- Requirement: Without the pictures, return each record as it appears.

++++++++++

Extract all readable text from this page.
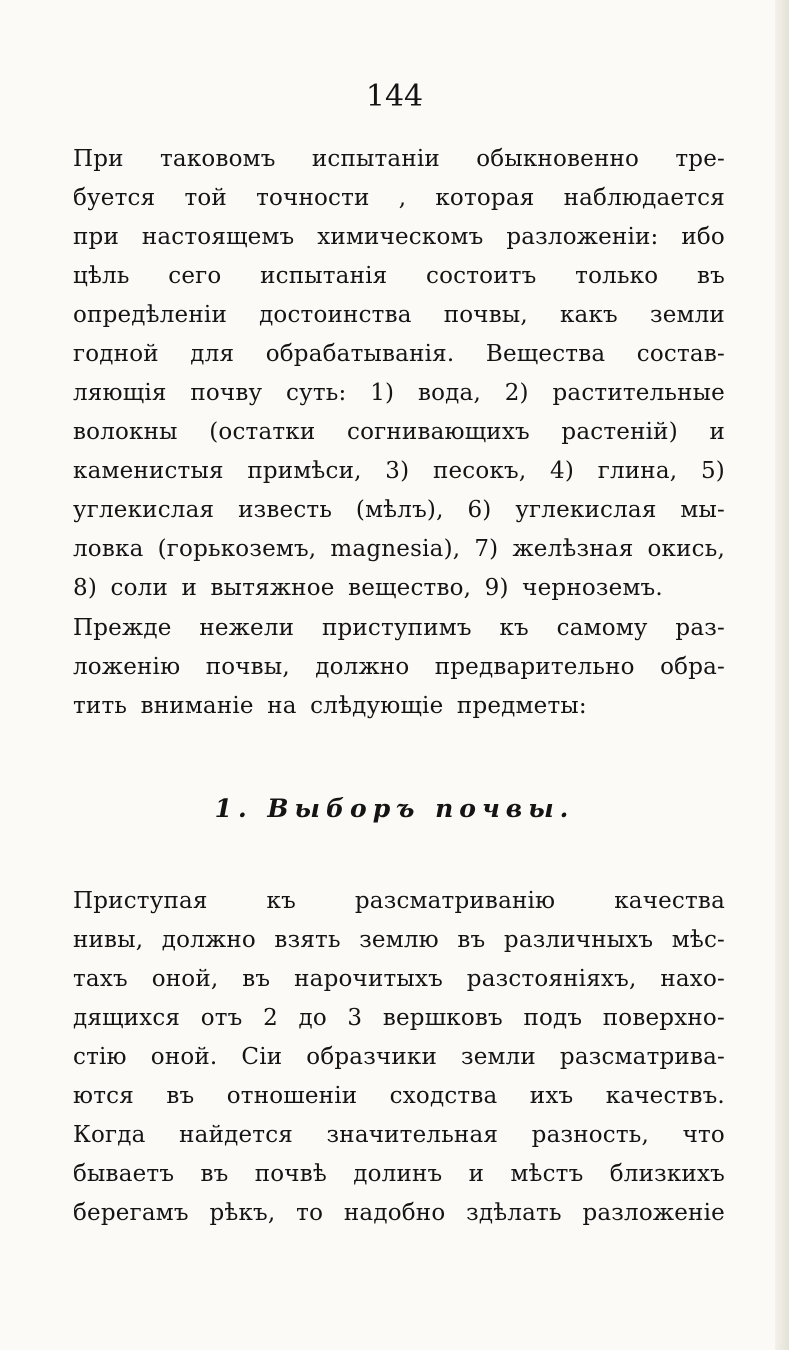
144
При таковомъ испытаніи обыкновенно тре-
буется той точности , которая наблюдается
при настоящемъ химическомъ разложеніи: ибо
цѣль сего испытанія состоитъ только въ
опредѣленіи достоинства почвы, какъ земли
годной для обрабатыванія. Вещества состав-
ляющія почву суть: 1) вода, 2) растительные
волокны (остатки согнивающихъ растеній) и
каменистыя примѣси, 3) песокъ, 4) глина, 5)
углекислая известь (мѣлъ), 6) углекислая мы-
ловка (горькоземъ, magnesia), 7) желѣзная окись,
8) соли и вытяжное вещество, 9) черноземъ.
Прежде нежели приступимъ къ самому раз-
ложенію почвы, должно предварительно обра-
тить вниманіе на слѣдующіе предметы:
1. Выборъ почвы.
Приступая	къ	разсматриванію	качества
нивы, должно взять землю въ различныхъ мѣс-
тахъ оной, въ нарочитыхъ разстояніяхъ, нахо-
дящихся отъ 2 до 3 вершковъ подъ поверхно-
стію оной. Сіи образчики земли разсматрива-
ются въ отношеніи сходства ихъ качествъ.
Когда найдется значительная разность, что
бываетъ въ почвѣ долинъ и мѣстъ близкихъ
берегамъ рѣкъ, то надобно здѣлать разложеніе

++++++++++

- Solution for this task:
Extract all readable text from this page.
144
При таковомъ испытаніи обыкновенно тре-
буется той точности , которая наблюдается
при настоящемъ химическомъ разложеніи: ибо
цѣль сего испытанія состоитъ только въ
опредѣленіи достоинства почвы, какъ земли
годной для обрабатыванія. Вещества состав-
ляющія почву суть: 1) вода, 2) растительные
волокны (остатки согнивающихъ растеній) и
каменистыя примѣси, 3) песокъ, 4) глина, 5)
углекислая известь (мѣлъ), 6) углекислая мы-
ловка (горькоземъ, magnesia), 7) желѣзная окись,
8) соли и вытяжное вещество, 9) черноземъ.
Прежде нежели приступимъ къ самому раз-
ложенію почвы, должно предварительно обра-
тить вниманіе на слѣдующіе предметы:
1. Выборъ почвы.
Приступая	къ	разсматриванію	качества
нивы, должно взять землю въ различныхъ мѣс-
тахъ оной, въ нарочитыхъ разстояніяхъ, нахо-
дящихся отъ 2 до 3 вершковъ подъ поверхно-
стію оной. Сіи образчики земли разсматрива-
ются въ отношеніи сходства ихъ качествъ.
Когда найдется значительная разность, что
бываетъ въ почвѣ долинъ и мѣстъ близкихъ
берегамъ рѣкъ, то надобно здѣлать разложеніе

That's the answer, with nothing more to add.